Available data ::

* * * * *

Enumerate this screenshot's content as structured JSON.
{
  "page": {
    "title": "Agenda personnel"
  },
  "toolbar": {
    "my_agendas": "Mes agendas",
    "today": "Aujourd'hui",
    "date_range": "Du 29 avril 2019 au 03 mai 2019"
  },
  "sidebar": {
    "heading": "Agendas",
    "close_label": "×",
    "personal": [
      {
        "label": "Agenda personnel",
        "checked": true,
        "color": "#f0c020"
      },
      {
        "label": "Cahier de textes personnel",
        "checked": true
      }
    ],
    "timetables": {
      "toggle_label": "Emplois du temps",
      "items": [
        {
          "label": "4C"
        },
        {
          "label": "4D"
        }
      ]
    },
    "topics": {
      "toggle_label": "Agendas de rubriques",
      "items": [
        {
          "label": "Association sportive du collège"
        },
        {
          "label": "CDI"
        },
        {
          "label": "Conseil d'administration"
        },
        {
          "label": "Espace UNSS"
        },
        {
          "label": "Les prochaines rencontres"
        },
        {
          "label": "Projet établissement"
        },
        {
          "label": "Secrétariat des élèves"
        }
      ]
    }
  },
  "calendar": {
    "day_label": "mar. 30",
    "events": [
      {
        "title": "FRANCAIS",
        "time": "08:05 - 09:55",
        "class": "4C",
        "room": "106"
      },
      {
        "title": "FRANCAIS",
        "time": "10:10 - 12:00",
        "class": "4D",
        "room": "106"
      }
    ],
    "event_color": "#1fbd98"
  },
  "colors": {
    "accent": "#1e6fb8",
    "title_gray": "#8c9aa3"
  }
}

* * * * *

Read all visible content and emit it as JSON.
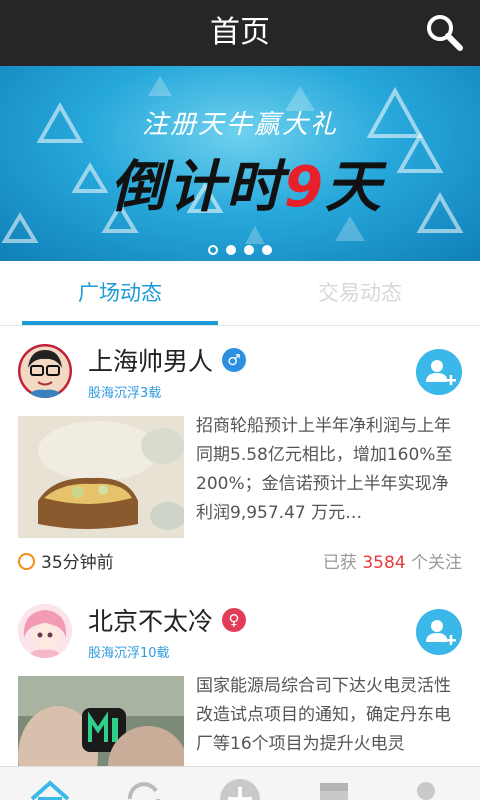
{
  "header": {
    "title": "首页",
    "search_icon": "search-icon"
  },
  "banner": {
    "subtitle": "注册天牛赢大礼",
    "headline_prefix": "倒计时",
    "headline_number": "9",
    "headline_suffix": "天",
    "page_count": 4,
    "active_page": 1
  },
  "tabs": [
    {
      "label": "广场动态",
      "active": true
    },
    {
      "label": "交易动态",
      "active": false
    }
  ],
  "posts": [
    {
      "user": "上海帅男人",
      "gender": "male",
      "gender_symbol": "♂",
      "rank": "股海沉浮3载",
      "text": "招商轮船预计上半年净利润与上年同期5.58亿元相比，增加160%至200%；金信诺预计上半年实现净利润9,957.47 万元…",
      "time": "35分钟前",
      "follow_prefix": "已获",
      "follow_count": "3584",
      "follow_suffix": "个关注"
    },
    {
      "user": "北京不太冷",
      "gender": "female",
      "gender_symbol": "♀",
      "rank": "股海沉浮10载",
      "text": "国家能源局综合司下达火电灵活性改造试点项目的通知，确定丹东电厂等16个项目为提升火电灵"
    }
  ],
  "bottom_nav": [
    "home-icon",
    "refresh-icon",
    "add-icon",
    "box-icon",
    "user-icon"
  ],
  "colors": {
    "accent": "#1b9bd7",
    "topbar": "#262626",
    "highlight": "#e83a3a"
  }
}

* * * * *

Problem to solve :: Look through the entries above. Extract each line with the word "content".

Response to the exercise ::
Enumerate this screenshot's content as structured JSON.
Read all visible content and emit it as JSON.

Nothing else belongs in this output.